»»

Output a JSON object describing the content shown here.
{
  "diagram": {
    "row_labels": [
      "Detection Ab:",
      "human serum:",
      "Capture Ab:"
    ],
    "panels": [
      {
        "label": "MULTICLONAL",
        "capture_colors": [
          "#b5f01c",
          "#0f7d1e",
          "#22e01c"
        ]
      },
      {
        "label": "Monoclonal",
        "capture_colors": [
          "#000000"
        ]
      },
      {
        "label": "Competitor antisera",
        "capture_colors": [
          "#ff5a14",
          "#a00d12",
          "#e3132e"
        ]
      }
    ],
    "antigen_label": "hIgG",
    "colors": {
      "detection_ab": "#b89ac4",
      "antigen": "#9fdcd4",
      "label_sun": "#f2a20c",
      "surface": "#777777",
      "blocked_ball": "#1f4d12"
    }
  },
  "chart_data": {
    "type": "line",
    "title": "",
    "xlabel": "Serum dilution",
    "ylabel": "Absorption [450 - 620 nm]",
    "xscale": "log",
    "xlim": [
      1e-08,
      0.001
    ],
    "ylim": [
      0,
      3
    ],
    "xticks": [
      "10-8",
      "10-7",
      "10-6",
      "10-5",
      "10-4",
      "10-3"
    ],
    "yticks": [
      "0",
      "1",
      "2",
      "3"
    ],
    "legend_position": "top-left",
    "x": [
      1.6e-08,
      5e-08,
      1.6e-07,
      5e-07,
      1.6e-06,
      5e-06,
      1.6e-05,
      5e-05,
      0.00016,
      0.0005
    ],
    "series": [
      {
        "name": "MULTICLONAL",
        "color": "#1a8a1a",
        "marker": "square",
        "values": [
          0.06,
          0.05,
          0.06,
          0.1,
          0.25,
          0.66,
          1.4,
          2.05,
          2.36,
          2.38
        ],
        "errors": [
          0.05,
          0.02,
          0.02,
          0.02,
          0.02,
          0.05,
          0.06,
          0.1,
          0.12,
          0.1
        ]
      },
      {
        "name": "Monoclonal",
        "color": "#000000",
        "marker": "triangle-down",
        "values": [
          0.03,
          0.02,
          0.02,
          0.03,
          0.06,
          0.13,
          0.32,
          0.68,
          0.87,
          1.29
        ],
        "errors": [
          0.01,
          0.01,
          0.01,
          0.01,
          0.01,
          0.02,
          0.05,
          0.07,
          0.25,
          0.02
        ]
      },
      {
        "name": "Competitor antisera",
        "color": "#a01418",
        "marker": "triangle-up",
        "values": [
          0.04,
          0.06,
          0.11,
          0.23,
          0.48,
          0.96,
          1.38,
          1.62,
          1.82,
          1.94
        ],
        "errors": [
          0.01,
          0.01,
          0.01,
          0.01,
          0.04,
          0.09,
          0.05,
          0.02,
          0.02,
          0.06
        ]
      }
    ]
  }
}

««

Short problem
Write out the full set of records exactly as given.

Correct answer
Output a JSON object describing the content shown here.
{
  "diagram": {
    "row_labels": [
      "Detection Ab:",
      "human serum:",
      "Capture Ab:"
    ],
    "panels": [
      {
        "label": "MULTICLONAL",
        "capture_colors": [
          "#b5f01c",
          "#0f7d1e",
          "#22e01c"
        ]
      },
      {
        "label": "Monoclonal",
        "capture_colors": [
          "#000000"
        ]
      },
      {
        "label": "Competitor antisera",
        "capture_colors": [
          "#ff5a14",
          "#a00d12",
          "#e3132e"
        ]
      }
    ],
    "antigen_label": "hIgG",
    "colors": {
      "detection_ab": "#b89ac4",
      "antigen": "#9fdcd4",
      "label_sun": "#f2a20c",
      "surface": "#777777",
      "blocked_ball": "#1f4d12"
    }
  },
  "chart_data": {
    "type": "line",
    "title": "",
    "xlabel": "Serum dilution",
    "ylabel": "Absorption [450 - 620 nm]",
    "xscale": "log",
    "xlim": [
      1e-08,
      0.001
    ],
    "ylim": [
      0,
      3
    ],
    "xticks": [
      "10-8",
      "10-7",
      "10-6",
      "10-5",
      "10-4",
      "10-3"
    ],
    "yticks": [
      "0",
      "1",
      "2",
      "3"
    ],
    "legend_position": "top-left",
    "x": [
      1.6e-08,
      5e-08,
      1.6e-07,
      5e-07,
      1.6e-06,
      5e-06,
      1.6e-05,
      5e-05,
      0.00016,
      0.0005
    ],
    "series": [
      {
        "name": "MULTICLONAL",
        "color": "#1a8a1a",
        "marker": "square",
        "values": [
          0.06,
          0.05,
          0.06,
          0.1,
          0.25,
          0.66,
          1.4,
          2.05,
          2.36,
          2.38
        ],
        "errors": [
          0.05,
          0.02,
          0.02,
          0.02,
          0.02,
          0.05,
          0.06,
          0.1,
          0.12,
          0.1
        ]
      },
      {
        "name": "Monoclonal",
        "color": "#000000",
        "marker": "triangle-down",
        "values": [
          0.03,
          0.02,
          0.02,
          0.03,
          0.06,
          0.13,
          0.32,
          0.68,
          0.87,
          1.29
        ],
        "errors": [
          0.01,
          0.01,
          0.01,
          0.01,
          0.01,
          0.02,
          0.05,
          0.07,
          0.25,
          0.02
        ]
      },
      {
        "name": "Competitor antisera",
        "color": "#a01418",
        "marker": "triangle-up",
        "values": [
          0.04,
          0.06,
          0.11,
          0.23,
          0.48,
          0.96,
          1.38,
          1.62,
          1.82,
          1.94
        ],
        "errors": [
          0.01,
          0.01,
          0.01,
          0.01,
          0.04,
          0.09,
          0.05,
          0.02,
          0.02,
          0.06
        ]
      }
    ]
  }
}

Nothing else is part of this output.